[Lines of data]
+ + + + +
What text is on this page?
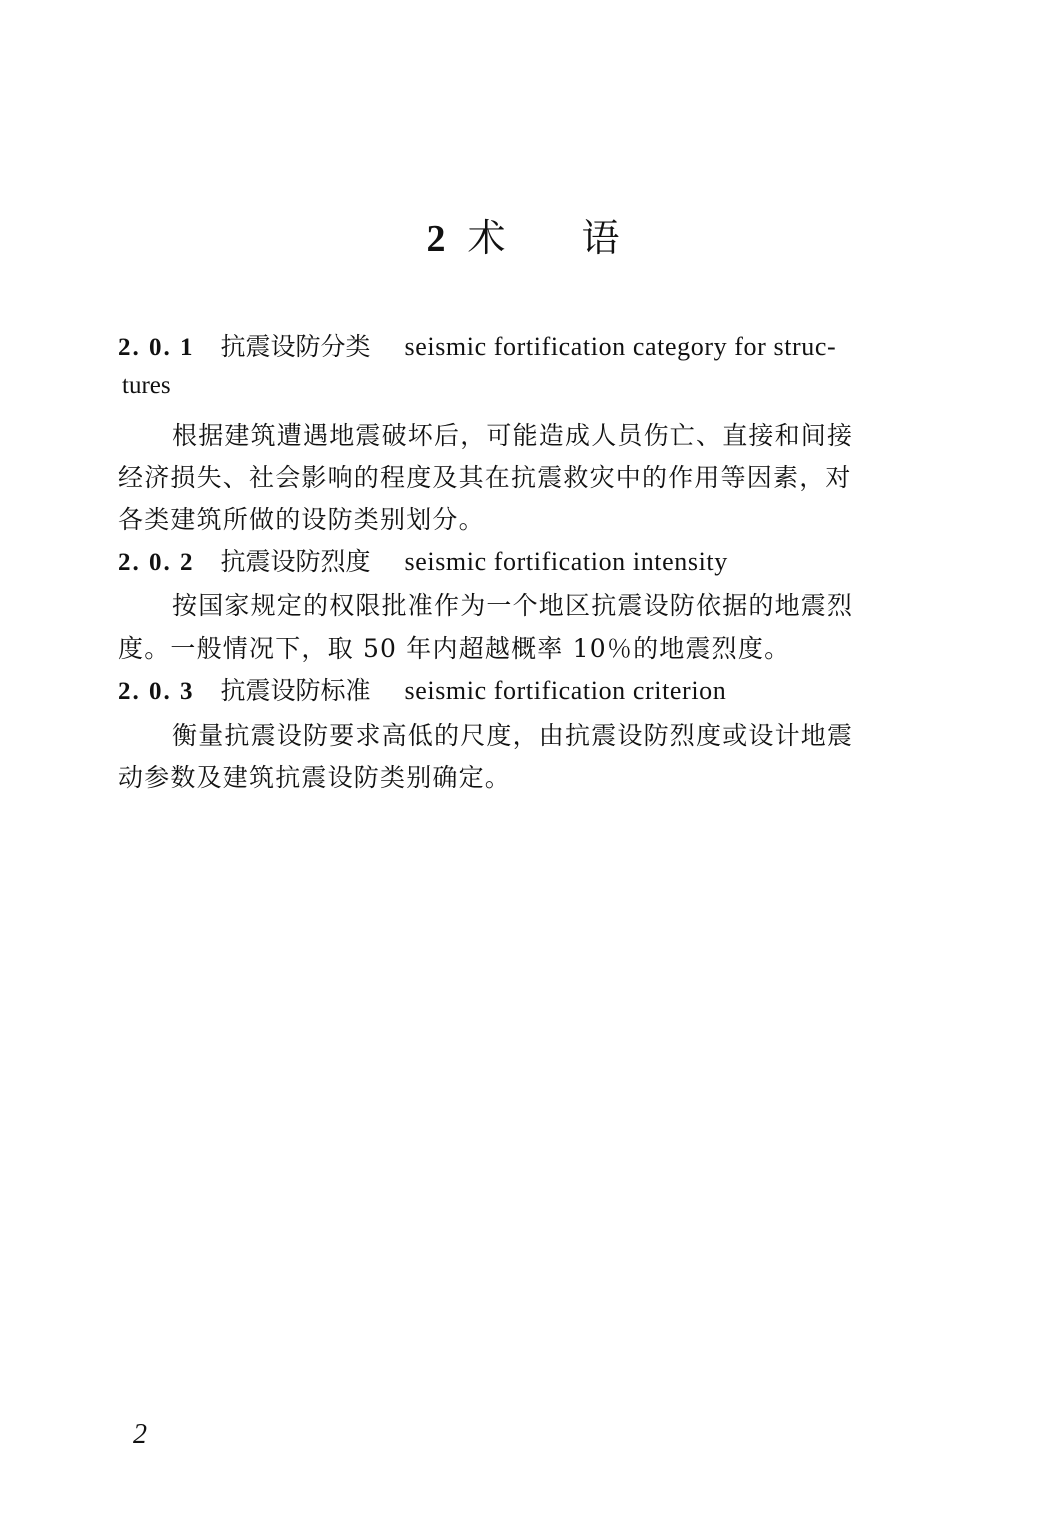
2 术 语
2. 0. 1 抗震设防分类 seismic fortification category for struc-
tures
根据建筑遭遇地震破坏后，可能造成人员伤亡、直接和间接
经济损失、社会影响的程度及其在抗震救灾中的作用等因素，对
各类建筑所做的设防类别划分。
2. 0. 2 抗震设防烈度 seismic fortification intensity
按国家规定的权限批准作为一个地区抗震设防依据的地震烈
度。一般情况下，取 50 年内超越概率 10％的地震烈度。
2. 0. 3 抗震设防标准 seismic fortification criterion
衡量抗震设防要求高低的尺度，由抗震设防烈度或设计地震
动参数及建筑抗震设防类别确定。
2
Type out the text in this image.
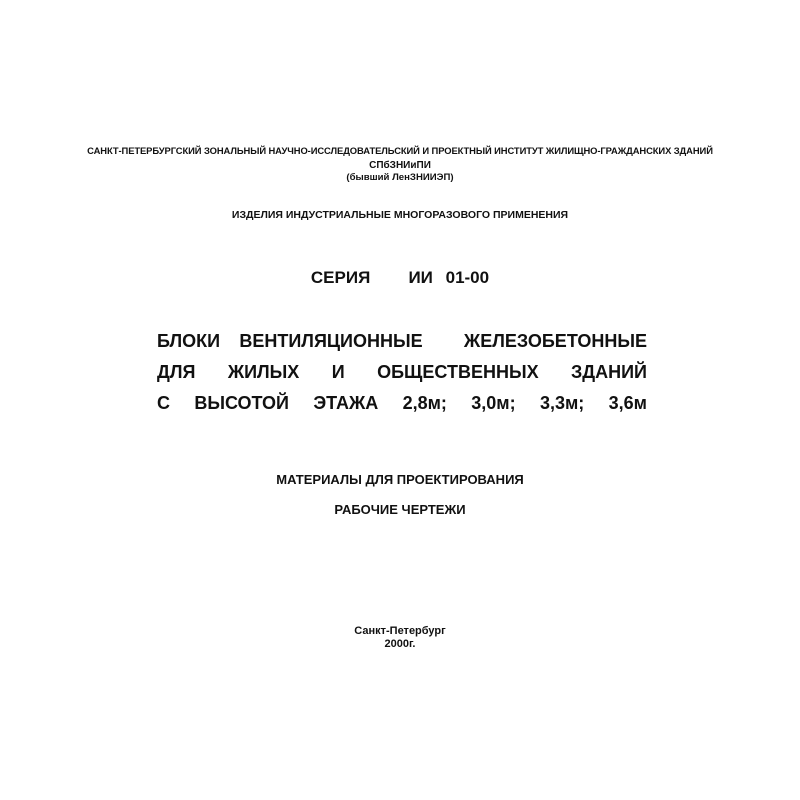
САНКТ-ПЕТЕРБУРГСКИЙ ЗОНАЛЬНЫЙ НАУЧНО-ИССЛЕДОВАТЕЛЬСКИЙ И ПРОЕКТНЫЙ ИНСТИТУТ ЖИЛИЩНО-ГРАЖДАНСКИХ ЗДАНИЙ
СПбЗНИиПИ
(бывший ЛенЗНИИЭП)
ИЗДЕЛИЯ ИНДУСТРИАЛЬНЫЕ МНОГОРАЗОВОГО ПРИМЕНЕНИЯ
СЕРИЯ   ИИ 01-00
БЛОКИ ВЕНТИЛЯЦИОННЫЕ ЖЕЛЕЗОБЕТОННЫЕ
ДЛЯ ЖИЛЫХ И ОБЩЕСТВЕННЫХ ЗДАНИЙ
С ВЫСОТОЙ ЭТАЖА 2,8м; 3,0м; 3,3м; 3,6м
МАТЕРИАЛЫ ДЛЯ ПРОЕКТИРОВАНИЯ
РАБОЧИЕ ЧЕРТЕЖИ
Санкт-Петербург
2000г.
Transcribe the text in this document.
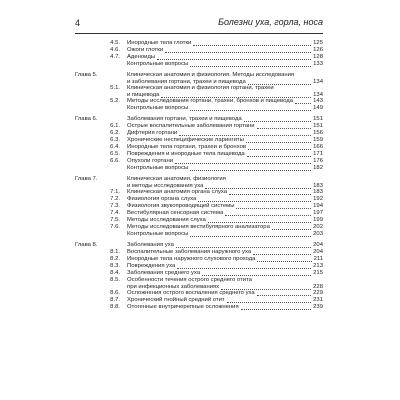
4	Болезни уха, горла, носа
4.5. Инородные тела глотки	125
4.6. Ожоги глотки	126
4.7. Аденоиды	128
Контрольные вопросы	133
Глава 5.	Клиническая анатомия и физиология. Методы исследования
и заболевания гортани, трахеи и пищевода	134
5.1. Клиническая анатомия и физиология гортани, трахеи
и пищевода	134
5.2. Методы исследования гортани, трахеи, бронхов и пищевода	143
Контрольные вопросы	149
Глава 6.	Заболевания гортани, трахеи и пищевода	151
6.1. Острые воспалительные заболевания гортани	151
6.2. Дифтерия гортани	156
6.3. Хронические неспецифические ларингиты	159
6.4. Инородные тела гортани, трахеи и бронхов	166
6.5. Повреждения и инородные тела пищевода	171
6.6. Опухоли гортани	176
Контрольные вопросы	182
Глава 7.	Клиническая анатомия, физиология
и методы исследования уха	183
7.1. Клиническая анатомия органа слуха	183
7.2. Физиология органа слуха	192
7.3. Физиология звукопроводящей системы	194
7.4. Вестибулярная сенсорная система	197
7.5. Методы исследования слуха	199
7.6. Методы исследования вестибулярного анализатора	202
Контрольные вопросы	203
Глава 8.	Заболевания уха	204
8.1. Воспалительные заболевания наружного уха	204
8.2. Инородные тела наружного слухового прохода	211
8.3. Повреждения уха	213
8.4. Заболевания среднего уха	215
8.5. Особенности течения острого среднего отита
при инфекционных заболеваниях	228
8.6. Осложнения острого воспаления среднего уха	229
8.7. Хронический гнойный средний отит	231
8.8. Отогенные внутричерепные осложнения	239
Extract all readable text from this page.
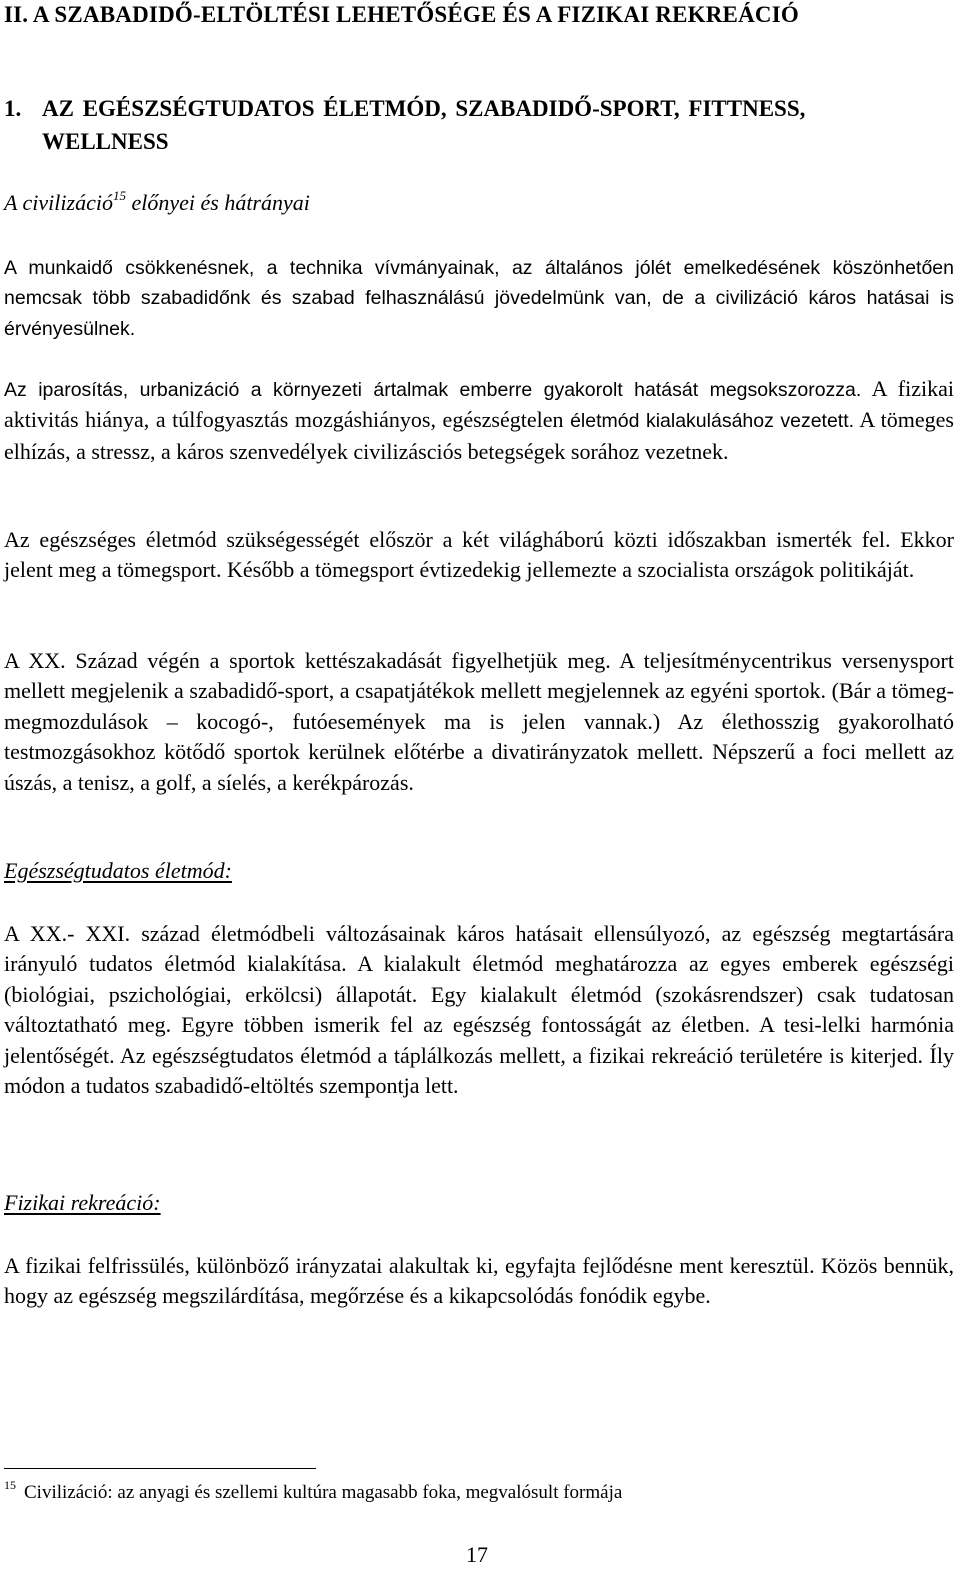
II. A SZABADIDŐ-ELTÖLTÉSI LEHETŐSÉGE ÉS A FIZIKAI REKREÁCIÓ
1. AZ EGÉSZSÉGTUDATOS ÉLETMÓD, SZABADIDŐ-SPORT, FITTNESS,
WELLNESS

A civilizáció$^{15}$ előnyei és hátrányai

A munkaidő csökkenésnek, a technika vívmányainak, az általános jólét emelkedésének köszönhetően nemcsak több szabadidőnk és szabad felhasználású jövedelmünk van, de a civilizáció káros hatásai is érvényesülnek.

Az iparosítás, urbanizáció a környezeti ártalmak emberre gyakorolt hatását megsokszorozza. A fizikai aktivitás hiánya, a túlfogyasztás mozgáshiányos, egészségtelen életmód kialakulásához vezetett. A tömeges elhízás, a stressz, a káros szenvedélyek civilizásciós betegségek sorához vezetnek.

Az egészséges életmód szükségességét először a két világháború közti időszakban ismerték fel. Ekkor jelent meg a tömegsport. Később a tömegsport évtizedekig jellemezte a szocialista országok politikáját.

A XX. Század végén a sportok kettészakadását figyelhetjük meg. A teljesítménycentrikus versenysport mellett megjelenik a szabadidő-sport, a csapatjátékok mellett megjelennek az egyéni sportok. (Bár a tömeg-megmozdulások – kocogó-, futóesemények ma is jelen vannak.) Az élethosszig gyakorolható testmozgásokhoz kötődő sportok kerülnek előtérbe a divatirányzatok mellett. Népszerű a foci mellett az úszás, a tenisz, a golf, a síelés, a kerékpározás.

Egészségtudatos életmód:

A XX.- XXI. század életmódbeli változásainak káros hatásait ellensúlyozó, az egészség megtartására irányuló tudatos életmód kialakítása. A kialakult életmód meghatározza az egyes emberek egészségi (biológiai, pszichológiai, erkölcsi) állapotát. Egy kialakult életmód (szokásrendszer) csak tudatosan változtatható meg. Egyre többen ismerik fel az egészség fontosságát az életben. A tesi-lelki harmónia jelentőségét. Az egészségtudatos életmód a táplálkozás mellett, a fizikai rekreáció területére is kiterjed. Íly módon a tudatos szabadidő-eltöltés szempontja lett.

Fizikai rekreáció:

A fizikai felfrissülés, különböző irányzatai alakultak ki, egyfajta fejlődésne ment keresztül. Közös bennük, hogy az egészség megszilárdítása, megőrzése és a kikapcsolódás fonódik egybe.

$^{15}$ Civilizáció: az anyagi és szellemi kultúra magasabb foka, megvalósult formája

17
+ + + + +
**Task to complete:**
Transcribe the listing in full. Omit the pictures and keep every line exact.

**Answer below:**
What text is on this page?
2 术 语
2. 0. 1 抗震设防分类 seismic fortification category for struc-
tures
根据建筑遭遇地震破坏后，可能造成人员伤亡、直接和间接
经济损失、社会影响的程度及其在抗震救灾中的作用等因素，对
各类建筑所做的设防类别划分。
2. 0. 2 抗震设防烈度 seismic fortification intensity
按国家规定的权限批准作为一个地区抗震设防依据的地震烈
度。一般情况下，取 50 年内超越概率 10％的地震烈度。
2. 0. 3 抗震设防标准 seismic fortification criterion
衡量抗震设防要求高低的尺度，由抗震设防烈度或设计地震
动参数及建筑抗震设防类别确定。
2
Type out the text in this image.
САНКТ-ПЕТЕРБУРГСКИЙ ЗОНАЛЬНЫЙ НАУЧНО-ИССЛЕДОВАТЕЛЬСКИЙ И ПРОЕКТНЫЙ ИНСТИТУТ ЖИЛИЩНО-ГРАЖДАНСКИХ ЗДАНИЙ
СПбЗНИиПИ
(бывший ЛенЗНИИЭП)
ИЗДЕЛИЯ ИНДУСТРИАЛЬНЫЕ МНОГОРАЗОВОГО ПРИМЕНЕНИЯ
СЕРИЯ   ИИ 01-00
БЛОКИ ВЕНТИЛЯЦИОННЫЕ ЖЕЛЕЗОБЕТОННЫЕ
ДЛЯ ЖИЛЫХ И ОБЩЕСТВЕННЫХ ЗДАНИЙ
С ВЫСОТОЙ ЭТАЖА 2,8м; 3,0м; 3,3м; 3,6м
МАТЕРИАЛЫ ДЛЯ ПРОЕКТИРОВАНИЯ
РАБОЧИЕ ЧЕРТЕЖИ
Санкт-Петербург
2000г.
Transcribe the text in this document.
4	Болезни уха, горла, носа
4.5. Инородные тела глотки	125
4.6. Ожоги глотки	126
4.7. Аденоиды	128
Контрольные вопросы	133
Глава 5.	Клиническая анатомия и физиология. Методы исследования
и заболевания гортани, трахеи и пищевода	134
5.1. Клиническая анатомия и физиология гортани, трахеи
и пищевода	134
5.2. Методы исследования гортани, трахеи, бронхов и пищевода	143
Контрольные вопросы	149
Глава 6.	Заболевания гортани, трахеи и пищевода	151
6.1. Острые воспалительные заболевания гортани	151
6.2. Дифтерия гортани	156
6.3. Хронические неспецифические ларингиты	159
6.4. Инородные тела гортани, трахеи и бронхов	166
6.5. Повреждения и инородные тела пищевода	171
6.6. Опухоли гортани	176
Контрольные вопросы	182
Глава 7.	Клиническая анатомия, физиология
и методы исследования уха	183
7.1. Клиническая анатомия органа слуха	183
7.2. Физиология органа слуха	192
7.3. Физиология звукопроводящей системы	194
7.4. Вестибулярная сенсорная система	197
7.5. Методы исследования слуха	199
7.6. Методы исследования вестибулярного анализатора	202
Контрольные вопросы	203
Глава 8.	Заболевания уха	204
8.1. Воспалительные заболевания наружного уха	204
8.2. Инородные тела наружного слухового прохода	211
8.3. Повреждения уха	213
8.4. Заболевания среднего уха	215
8.5. Особенности течения острого среднего отита
при инфекционных заболеваниях	228
8.6. Осложнения острого воспаления среднего уха	229
8.7. Хронический гнойный средний отит	231
8.8. Отогенные внутричерепные осложнения	239
Extract all readable text from this page.
II. A SZABADIDŐ-ELTÖLTÉSI LEHETŐSÉGE ÉS A FIZIKAI REKREÁCIÓ
1. AZ EGÉSZSÉGTUDATOS ÉLETMÓD, SZABADIDŐ-SPORT, FITTNESS,
WELLNESS

A civilizáció$^{15}$ előnyei és hátrányai

A munkaidő csökkenésnek, a technika vívmányainak, az általános jólét emelkedésének köszönhetően nemcsak több szabadidőnk és szabad felhasználású jövedelmünk van, de a civilizáció káros hatásai is érvényesülnek.

Az iparosítás, urbanizáció a környezeti ártalmak emberre gyakorolt hatását megsokszorozza. A fizikai aktivitás hiánya, a túlfogyasztás mozgáshiányos, egészségtelen életmód kialakulásához vezetett. A tömeges elhízás, a stressz, a káros szenvedélyek civilizásciós betegségek sorához vezetnek.

Az egészséges életmód szükségességét először a két világháború közti időszakban ismerték fel. Ekkor jelent meg a tömegsport. Később a tömegsport évtizedekig jellemezte a szocialista országok politikáját.

A XX. Század végén a sportok kettészakadását figyelhetjük meg. A teljesítménycentrikus versenysport mellett megjelenik a szabadidő-sport, a csapatjátékok mellett megjelennek az egyéni sportok. (Bár a tömeg-megmozdulások – kocogó-, futóesemények ma is jelen vannak.) Az élethosszig gyakorolható testmozgásokhoz kötődő sportok kerülnek előtérbe a divatirányzatok mellett. Népszerű a foci mellett az úszás, a tenisz, a golf, a síelés, a kerékpározás.

Egészségtudatos életmód:

A XX.- XXI. század életmódbeli változásainak káros hatásait ellensúlyozó, az egészség megtartására irányuló tudatos életmód kialakítása. A kialakult életmód meghatározza az egyes emberek egészségi (biológiai, pszichológiai, erkölcsi) állapotát. Egy kialakult életmód (szokásrendszer) csak tudatosan változtatható meg. Egyre többen ismerik fel az egészség fontosságát az életben. A tesi-lelki harmónia jelentőségét. Az egészségtudatos életmód a táplálkozás mellett, a fizikai rekreáció területére is kiterjed. Íly módon a tudatos szabadidő-eltöltés szempontja lett.

Fizikai rekreáció:

A fizikai felfrissülés, különböző irányzatai alakultak ki, egyfajta fejlődésne ment keresztül. Közös bennük, hogy az egészség megszilárdítása, megőrzése és a kikapcsolódás fonódik egybe.

$^{15}$ Civilizáció: az anyagi és szellemi kultúra magasabb foka, megvalósult formája

17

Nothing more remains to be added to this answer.